- **Input rows**
[BEGIN]
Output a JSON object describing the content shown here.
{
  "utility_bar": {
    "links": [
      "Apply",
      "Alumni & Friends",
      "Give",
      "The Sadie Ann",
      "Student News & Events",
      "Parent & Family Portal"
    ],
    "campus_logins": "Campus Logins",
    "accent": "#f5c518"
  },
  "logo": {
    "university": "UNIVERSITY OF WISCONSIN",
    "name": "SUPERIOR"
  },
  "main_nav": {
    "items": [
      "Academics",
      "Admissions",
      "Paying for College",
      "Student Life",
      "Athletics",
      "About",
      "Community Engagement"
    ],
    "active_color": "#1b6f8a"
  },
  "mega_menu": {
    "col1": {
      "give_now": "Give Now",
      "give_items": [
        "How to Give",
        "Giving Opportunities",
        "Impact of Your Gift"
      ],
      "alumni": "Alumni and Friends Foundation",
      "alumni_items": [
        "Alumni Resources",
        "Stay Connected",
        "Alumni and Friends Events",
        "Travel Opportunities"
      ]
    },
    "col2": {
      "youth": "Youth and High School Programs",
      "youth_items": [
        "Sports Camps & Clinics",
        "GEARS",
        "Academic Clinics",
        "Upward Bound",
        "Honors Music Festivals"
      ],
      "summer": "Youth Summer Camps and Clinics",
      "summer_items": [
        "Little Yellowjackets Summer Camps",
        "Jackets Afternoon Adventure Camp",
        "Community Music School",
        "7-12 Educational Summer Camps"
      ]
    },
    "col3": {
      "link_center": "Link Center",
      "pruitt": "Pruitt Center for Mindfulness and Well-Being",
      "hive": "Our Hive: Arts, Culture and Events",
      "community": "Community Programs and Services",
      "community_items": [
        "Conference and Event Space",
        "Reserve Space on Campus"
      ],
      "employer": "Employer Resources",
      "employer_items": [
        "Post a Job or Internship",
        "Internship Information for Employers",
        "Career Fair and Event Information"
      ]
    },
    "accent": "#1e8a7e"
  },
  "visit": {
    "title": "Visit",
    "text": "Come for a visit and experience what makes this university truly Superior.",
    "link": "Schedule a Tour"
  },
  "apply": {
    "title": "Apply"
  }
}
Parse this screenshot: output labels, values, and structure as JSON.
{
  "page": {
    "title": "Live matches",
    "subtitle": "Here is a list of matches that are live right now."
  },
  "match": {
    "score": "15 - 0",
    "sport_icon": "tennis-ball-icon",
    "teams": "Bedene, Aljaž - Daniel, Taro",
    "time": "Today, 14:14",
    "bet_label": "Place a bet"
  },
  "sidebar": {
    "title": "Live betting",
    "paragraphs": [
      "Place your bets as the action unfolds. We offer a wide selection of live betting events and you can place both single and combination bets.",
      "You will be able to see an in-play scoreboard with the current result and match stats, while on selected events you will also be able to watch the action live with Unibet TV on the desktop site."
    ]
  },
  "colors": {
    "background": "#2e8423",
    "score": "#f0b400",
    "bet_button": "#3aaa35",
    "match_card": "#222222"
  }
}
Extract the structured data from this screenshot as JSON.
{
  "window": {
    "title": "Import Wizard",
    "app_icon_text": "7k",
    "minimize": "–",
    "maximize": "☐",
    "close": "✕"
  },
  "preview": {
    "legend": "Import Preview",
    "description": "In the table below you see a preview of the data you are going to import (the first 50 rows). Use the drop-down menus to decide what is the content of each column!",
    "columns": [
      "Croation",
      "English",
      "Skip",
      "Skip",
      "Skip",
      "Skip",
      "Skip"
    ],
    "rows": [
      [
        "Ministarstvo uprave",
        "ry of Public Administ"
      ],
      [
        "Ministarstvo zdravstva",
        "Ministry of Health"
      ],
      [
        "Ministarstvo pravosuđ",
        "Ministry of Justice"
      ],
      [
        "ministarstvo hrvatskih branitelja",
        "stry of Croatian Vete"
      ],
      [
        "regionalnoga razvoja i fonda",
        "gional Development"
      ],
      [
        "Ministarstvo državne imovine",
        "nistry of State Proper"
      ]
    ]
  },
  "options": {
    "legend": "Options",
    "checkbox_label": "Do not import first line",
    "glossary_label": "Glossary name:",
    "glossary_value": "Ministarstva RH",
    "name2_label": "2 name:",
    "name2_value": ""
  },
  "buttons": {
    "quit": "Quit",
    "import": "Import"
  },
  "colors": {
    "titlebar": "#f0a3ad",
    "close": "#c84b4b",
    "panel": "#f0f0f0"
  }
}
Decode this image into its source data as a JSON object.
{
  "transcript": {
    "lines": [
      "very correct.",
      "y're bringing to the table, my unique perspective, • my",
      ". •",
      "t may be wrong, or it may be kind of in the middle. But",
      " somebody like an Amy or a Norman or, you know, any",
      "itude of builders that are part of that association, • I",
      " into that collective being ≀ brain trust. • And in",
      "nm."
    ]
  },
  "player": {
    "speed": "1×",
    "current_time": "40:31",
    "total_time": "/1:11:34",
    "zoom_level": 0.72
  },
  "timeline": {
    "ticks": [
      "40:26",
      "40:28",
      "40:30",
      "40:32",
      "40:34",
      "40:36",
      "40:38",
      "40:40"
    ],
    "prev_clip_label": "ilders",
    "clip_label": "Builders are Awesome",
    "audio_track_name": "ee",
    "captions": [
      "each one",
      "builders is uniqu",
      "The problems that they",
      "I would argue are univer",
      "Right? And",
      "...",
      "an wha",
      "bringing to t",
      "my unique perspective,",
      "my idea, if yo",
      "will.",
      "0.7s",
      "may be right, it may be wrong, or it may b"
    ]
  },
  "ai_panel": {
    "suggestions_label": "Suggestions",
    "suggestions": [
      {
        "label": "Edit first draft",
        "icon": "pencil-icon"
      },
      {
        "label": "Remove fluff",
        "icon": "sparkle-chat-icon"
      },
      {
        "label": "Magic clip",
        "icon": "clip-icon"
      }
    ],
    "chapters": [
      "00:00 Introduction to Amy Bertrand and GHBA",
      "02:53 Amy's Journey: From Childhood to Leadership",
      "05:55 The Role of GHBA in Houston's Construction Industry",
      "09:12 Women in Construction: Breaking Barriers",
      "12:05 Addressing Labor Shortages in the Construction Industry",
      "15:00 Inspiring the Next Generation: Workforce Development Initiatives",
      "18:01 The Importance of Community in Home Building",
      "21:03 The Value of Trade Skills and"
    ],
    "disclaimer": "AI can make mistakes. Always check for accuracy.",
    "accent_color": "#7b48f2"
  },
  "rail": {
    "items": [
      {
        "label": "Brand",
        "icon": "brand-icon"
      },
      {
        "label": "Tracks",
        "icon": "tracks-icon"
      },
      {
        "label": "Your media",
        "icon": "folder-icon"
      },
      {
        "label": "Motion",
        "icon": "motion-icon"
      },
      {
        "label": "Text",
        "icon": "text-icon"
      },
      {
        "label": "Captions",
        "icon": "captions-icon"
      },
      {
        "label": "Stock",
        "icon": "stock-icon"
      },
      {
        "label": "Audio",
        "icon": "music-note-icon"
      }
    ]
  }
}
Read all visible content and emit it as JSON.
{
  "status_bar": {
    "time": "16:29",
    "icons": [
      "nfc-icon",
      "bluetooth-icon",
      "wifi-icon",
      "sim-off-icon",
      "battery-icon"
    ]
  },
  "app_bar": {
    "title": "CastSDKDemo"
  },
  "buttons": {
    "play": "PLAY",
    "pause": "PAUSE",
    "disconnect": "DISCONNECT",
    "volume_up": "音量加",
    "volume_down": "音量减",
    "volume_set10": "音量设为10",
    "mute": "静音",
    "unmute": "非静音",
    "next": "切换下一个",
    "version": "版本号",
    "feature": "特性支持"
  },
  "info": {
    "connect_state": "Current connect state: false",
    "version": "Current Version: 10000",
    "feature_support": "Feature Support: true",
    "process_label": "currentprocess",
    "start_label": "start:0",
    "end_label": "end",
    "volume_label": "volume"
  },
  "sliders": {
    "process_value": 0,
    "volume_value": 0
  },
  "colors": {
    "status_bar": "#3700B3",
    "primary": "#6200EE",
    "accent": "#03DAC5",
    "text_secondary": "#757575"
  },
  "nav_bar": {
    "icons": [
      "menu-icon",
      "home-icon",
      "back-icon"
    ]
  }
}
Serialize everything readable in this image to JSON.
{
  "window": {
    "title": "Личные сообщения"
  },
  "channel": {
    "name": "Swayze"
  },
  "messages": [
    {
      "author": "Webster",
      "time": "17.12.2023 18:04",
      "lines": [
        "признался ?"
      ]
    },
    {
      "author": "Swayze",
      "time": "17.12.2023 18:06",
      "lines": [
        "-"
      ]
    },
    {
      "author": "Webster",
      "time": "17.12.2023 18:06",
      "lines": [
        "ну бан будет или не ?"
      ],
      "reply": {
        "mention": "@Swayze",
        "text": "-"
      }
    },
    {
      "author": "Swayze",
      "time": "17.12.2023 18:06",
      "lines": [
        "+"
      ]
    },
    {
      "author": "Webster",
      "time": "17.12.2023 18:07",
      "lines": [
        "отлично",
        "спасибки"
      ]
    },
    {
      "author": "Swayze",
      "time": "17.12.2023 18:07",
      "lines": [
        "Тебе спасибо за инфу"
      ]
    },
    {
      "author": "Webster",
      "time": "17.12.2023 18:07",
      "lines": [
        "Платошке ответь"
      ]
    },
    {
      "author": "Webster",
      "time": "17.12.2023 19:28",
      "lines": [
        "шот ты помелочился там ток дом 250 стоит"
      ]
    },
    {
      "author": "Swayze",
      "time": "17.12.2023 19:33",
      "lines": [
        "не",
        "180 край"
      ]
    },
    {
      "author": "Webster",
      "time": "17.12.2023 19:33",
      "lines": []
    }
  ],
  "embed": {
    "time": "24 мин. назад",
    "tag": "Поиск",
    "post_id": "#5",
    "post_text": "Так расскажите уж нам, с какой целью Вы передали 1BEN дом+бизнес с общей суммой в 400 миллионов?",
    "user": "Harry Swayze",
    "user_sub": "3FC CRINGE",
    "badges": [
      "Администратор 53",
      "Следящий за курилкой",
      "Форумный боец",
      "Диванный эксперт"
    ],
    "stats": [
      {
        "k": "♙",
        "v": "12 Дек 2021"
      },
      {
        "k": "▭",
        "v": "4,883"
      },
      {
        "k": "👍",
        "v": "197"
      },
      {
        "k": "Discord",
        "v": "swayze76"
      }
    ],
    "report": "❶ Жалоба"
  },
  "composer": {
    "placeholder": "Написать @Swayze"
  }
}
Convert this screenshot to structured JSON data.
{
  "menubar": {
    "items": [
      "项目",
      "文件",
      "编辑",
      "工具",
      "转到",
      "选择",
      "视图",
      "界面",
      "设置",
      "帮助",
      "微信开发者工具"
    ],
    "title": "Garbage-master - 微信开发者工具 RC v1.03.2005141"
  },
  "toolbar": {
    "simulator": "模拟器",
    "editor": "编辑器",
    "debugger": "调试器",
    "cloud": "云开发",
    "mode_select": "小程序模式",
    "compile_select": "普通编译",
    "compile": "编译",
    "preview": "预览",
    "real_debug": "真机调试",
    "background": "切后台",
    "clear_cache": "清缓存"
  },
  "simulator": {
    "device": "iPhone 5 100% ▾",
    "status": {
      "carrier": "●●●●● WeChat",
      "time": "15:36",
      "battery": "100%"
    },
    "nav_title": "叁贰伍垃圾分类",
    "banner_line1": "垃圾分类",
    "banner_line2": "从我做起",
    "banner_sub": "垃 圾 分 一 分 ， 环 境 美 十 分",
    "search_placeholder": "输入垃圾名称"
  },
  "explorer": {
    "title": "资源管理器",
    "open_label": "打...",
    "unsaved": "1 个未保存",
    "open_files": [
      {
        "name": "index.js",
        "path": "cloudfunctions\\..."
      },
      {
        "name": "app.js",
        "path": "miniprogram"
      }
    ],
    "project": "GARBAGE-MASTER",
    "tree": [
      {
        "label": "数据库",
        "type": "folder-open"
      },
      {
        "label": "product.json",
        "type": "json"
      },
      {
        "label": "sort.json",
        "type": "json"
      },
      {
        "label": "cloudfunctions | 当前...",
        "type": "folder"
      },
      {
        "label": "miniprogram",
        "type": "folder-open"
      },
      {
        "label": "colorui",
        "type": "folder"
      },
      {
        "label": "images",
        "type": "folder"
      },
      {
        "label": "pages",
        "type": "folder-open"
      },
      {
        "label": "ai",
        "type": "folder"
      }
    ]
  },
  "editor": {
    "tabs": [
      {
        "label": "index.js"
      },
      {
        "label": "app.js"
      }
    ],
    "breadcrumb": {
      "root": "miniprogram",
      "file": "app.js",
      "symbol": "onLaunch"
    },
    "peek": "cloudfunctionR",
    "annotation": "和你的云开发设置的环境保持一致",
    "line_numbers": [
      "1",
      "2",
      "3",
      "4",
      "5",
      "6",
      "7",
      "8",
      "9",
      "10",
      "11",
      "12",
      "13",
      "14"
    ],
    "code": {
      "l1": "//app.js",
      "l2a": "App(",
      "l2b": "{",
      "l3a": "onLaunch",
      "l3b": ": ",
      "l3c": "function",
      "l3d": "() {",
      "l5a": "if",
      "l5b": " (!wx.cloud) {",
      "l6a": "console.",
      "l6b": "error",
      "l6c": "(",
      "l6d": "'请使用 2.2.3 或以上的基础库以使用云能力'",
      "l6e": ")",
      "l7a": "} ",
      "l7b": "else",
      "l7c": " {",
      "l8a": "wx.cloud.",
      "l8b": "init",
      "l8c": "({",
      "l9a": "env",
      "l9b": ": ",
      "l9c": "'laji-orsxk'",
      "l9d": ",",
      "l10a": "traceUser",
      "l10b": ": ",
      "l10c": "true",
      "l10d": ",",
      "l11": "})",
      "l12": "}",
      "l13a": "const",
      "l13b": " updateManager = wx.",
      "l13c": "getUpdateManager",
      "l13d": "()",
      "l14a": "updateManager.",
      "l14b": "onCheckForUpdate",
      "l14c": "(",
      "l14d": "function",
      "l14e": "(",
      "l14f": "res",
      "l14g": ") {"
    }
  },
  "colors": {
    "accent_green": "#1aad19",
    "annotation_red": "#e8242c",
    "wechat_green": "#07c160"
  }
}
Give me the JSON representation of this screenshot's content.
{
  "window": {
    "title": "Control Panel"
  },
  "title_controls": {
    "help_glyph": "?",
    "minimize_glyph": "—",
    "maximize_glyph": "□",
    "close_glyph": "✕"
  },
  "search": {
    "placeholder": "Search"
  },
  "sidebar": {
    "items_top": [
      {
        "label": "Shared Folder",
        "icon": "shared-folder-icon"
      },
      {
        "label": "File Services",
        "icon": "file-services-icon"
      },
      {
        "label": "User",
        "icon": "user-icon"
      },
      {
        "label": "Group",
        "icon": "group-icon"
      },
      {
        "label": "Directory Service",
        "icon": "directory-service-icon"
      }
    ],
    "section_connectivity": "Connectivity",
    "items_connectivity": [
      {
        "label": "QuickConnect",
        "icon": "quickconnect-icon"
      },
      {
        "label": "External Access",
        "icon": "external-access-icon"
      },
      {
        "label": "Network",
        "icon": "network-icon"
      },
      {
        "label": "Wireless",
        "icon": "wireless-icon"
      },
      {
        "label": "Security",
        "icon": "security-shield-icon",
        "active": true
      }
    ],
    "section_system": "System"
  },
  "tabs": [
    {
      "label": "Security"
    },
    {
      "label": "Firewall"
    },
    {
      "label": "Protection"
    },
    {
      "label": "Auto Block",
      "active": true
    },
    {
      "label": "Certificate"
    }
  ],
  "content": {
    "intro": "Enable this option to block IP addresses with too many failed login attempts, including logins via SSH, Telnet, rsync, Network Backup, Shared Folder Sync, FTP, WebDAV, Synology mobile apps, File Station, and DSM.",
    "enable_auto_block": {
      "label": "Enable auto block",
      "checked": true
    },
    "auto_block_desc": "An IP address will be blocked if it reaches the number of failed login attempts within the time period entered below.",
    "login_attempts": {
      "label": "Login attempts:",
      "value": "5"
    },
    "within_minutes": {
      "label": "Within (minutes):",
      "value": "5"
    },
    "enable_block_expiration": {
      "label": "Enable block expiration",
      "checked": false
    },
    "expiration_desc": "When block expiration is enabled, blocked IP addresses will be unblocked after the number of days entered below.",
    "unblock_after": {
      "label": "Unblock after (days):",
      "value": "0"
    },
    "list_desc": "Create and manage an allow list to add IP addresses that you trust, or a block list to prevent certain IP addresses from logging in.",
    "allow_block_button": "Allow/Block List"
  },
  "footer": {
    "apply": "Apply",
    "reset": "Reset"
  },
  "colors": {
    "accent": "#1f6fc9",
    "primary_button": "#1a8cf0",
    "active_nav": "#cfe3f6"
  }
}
[END]
- **Written exercise**
From the entries above, select each line containing the string "true".

- **Answer below**
    "feature_support": "Feature Support: true",
      "l10c": "true",
        "active": true
      "active": true
      "checked": true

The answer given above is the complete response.